• [Description of the task]
Each record below is to be copied word for word, with pictures removed.

• [Entries]
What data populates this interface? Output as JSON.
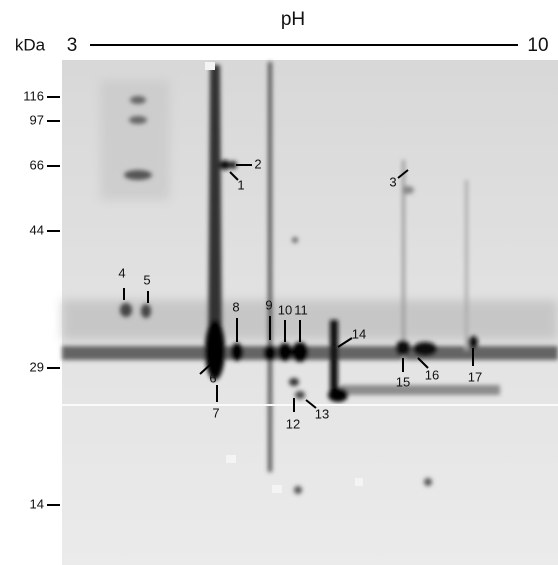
{
  "header": {
    "title": "pH",
    "left": "3",
    "right": "10"
  },
  "axis": {
    "unit": "kDa",
    "markers": [
      116,
      97,
      66,
      44,
      29,
      14
    ]
  },
  "spots": [
    1,
    2,
    3,
    4,
    5,
    6,
    7,
    8,
    9,
    10,
    11,
    12,
    13,
    14,
    15,
    16,
    17
  ]
}
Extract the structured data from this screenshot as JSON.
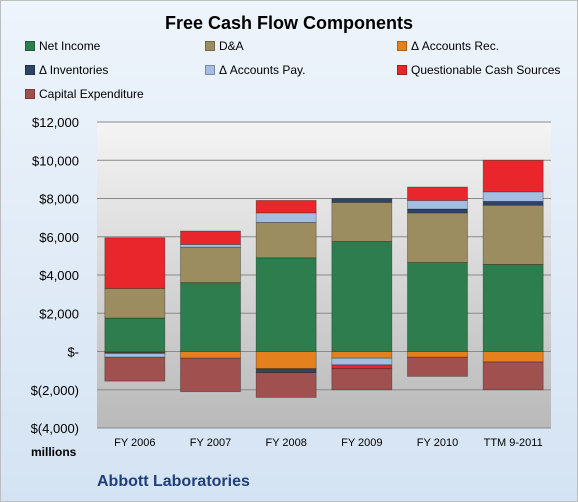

• [Exercise result]
What data populates this interface? Output as JSON.
{
  "header": {
    "title": "pH",
    "left": "3",
    "right": "10"
  },
  "axis": {
    "unit": "kDa",
    "markers": [
      116,
      97,
      66,
      44,
      29,
      14
    ]
  },
  "spots": [
    1,
    2,
    3,
    4,
    5,
    6,
    7,
    8,
    9,
    10,
    11,
    12,
    13,
    14,
    15,
    16,
    17
  ]
}
Extract the structured data from this screenshot as JSON.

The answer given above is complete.